'''
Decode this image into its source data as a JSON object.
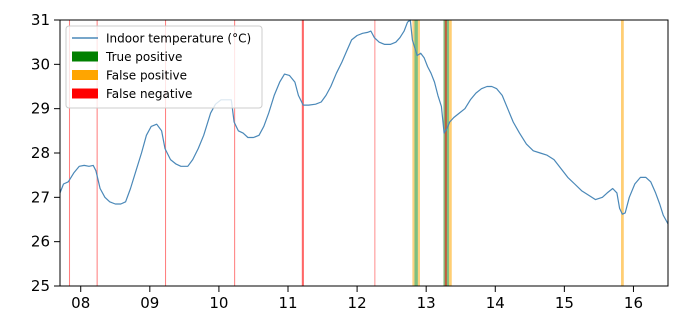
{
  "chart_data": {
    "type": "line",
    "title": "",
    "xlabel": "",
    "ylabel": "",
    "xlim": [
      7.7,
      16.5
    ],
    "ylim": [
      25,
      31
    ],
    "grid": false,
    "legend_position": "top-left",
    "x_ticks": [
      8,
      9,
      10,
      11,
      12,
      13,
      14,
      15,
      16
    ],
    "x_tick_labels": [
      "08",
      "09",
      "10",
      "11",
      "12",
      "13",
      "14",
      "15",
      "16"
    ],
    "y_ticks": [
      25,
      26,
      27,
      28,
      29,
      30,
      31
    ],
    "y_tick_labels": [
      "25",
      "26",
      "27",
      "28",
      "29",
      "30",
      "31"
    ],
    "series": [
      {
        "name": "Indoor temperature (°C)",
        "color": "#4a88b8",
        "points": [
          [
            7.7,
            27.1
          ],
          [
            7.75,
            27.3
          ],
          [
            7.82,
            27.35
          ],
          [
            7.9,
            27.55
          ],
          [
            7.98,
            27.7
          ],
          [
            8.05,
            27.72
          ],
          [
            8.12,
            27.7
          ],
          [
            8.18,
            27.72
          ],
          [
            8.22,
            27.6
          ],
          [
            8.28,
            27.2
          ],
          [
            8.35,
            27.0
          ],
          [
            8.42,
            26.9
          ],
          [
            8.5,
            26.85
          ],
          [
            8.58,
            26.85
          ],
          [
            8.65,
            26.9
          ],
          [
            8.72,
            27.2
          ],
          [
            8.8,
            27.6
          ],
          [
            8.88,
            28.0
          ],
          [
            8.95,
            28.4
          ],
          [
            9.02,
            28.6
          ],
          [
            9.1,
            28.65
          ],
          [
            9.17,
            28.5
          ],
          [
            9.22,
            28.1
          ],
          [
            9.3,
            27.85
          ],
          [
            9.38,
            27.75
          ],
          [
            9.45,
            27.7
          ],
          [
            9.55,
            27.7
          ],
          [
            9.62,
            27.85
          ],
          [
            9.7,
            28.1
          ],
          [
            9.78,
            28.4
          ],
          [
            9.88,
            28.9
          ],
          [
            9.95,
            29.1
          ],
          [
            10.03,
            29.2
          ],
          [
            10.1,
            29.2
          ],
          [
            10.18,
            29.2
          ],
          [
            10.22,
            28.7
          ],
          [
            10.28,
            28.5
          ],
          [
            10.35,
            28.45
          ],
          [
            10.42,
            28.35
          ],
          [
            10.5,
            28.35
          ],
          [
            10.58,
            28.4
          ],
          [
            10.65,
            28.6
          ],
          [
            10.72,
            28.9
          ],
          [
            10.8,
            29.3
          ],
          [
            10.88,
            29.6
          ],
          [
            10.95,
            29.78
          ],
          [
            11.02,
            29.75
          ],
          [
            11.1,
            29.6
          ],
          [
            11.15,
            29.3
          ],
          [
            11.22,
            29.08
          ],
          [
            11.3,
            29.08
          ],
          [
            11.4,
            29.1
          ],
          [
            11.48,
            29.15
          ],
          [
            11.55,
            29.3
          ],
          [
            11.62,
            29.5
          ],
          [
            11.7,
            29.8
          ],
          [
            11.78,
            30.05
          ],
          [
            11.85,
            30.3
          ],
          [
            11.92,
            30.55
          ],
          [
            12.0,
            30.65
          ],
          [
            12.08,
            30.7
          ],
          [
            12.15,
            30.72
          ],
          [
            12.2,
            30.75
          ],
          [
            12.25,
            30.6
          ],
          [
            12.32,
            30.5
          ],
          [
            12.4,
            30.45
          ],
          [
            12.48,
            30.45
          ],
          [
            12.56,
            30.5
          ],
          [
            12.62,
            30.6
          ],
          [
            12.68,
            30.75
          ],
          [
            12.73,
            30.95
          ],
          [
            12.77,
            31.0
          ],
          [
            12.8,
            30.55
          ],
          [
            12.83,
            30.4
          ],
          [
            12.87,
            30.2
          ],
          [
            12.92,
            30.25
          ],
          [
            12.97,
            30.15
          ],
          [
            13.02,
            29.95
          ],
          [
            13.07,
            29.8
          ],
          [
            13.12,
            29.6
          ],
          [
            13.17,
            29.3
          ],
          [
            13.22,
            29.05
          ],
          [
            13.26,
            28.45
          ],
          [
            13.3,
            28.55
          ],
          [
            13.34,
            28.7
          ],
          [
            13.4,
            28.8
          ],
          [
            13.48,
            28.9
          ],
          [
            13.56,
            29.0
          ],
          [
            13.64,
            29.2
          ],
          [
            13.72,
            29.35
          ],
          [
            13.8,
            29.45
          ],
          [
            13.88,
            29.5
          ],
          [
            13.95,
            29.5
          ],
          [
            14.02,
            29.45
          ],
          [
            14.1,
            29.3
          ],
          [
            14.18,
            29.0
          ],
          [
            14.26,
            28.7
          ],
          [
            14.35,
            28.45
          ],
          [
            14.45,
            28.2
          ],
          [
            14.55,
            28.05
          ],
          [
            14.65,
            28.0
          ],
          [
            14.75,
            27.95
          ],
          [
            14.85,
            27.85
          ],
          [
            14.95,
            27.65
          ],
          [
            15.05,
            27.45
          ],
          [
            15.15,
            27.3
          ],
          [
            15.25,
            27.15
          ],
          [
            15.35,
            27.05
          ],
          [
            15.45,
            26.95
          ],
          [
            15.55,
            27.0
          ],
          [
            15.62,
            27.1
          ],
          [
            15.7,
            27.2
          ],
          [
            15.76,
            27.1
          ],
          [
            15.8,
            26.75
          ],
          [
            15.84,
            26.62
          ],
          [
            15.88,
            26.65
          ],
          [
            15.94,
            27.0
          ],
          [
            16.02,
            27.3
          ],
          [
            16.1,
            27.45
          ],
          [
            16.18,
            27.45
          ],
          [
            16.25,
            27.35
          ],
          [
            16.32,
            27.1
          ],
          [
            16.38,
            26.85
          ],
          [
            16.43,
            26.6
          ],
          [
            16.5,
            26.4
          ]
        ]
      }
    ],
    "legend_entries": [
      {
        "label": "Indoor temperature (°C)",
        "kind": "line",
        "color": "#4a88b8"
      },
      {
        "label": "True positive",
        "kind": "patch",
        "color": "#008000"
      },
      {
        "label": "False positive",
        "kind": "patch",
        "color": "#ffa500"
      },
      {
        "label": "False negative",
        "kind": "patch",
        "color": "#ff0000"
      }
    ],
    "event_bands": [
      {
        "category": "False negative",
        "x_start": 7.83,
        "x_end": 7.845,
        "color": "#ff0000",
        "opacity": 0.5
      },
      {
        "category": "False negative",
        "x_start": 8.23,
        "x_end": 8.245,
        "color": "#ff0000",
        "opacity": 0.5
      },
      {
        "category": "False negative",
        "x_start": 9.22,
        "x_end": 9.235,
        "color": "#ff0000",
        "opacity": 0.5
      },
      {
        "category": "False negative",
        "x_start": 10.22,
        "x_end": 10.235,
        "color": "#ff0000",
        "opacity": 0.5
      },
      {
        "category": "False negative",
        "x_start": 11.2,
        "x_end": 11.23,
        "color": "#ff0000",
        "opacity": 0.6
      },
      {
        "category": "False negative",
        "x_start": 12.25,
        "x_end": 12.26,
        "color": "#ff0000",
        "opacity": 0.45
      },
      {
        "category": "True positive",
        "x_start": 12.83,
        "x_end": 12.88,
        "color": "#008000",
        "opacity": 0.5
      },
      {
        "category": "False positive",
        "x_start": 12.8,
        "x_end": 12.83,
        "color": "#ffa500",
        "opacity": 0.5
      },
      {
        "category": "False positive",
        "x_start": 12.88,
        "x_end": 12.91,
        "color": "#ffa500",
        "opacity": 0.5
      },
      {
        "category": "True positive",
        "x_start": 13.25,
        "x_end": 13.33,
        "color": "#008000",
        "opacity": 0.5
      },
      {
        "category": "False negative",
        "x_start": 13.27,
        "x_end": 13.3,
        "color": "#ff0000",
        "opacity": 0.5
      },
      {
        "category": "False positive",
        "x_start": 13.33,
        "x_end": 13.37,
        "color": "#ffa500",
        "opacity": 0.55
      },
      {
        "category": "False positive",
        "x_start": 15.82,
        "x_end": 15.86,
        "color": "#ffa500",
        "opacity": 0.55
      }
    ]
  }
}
'''
'''
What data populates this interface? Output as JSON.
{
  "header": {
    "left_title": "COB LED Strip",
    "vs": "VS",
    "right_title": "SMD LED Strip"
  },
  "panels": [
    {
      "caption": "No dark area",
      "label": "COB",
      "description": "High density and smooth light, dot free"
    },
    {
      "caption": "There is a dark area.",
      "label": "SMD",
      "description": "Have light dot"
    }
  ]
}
'''
**REQUEST**
Check each line of the records for "description" and copy the ones that contain it.

**EXERCISE ANSWER**
      "description": "High density and smooth light, dot free"
      "description": "Have light dot"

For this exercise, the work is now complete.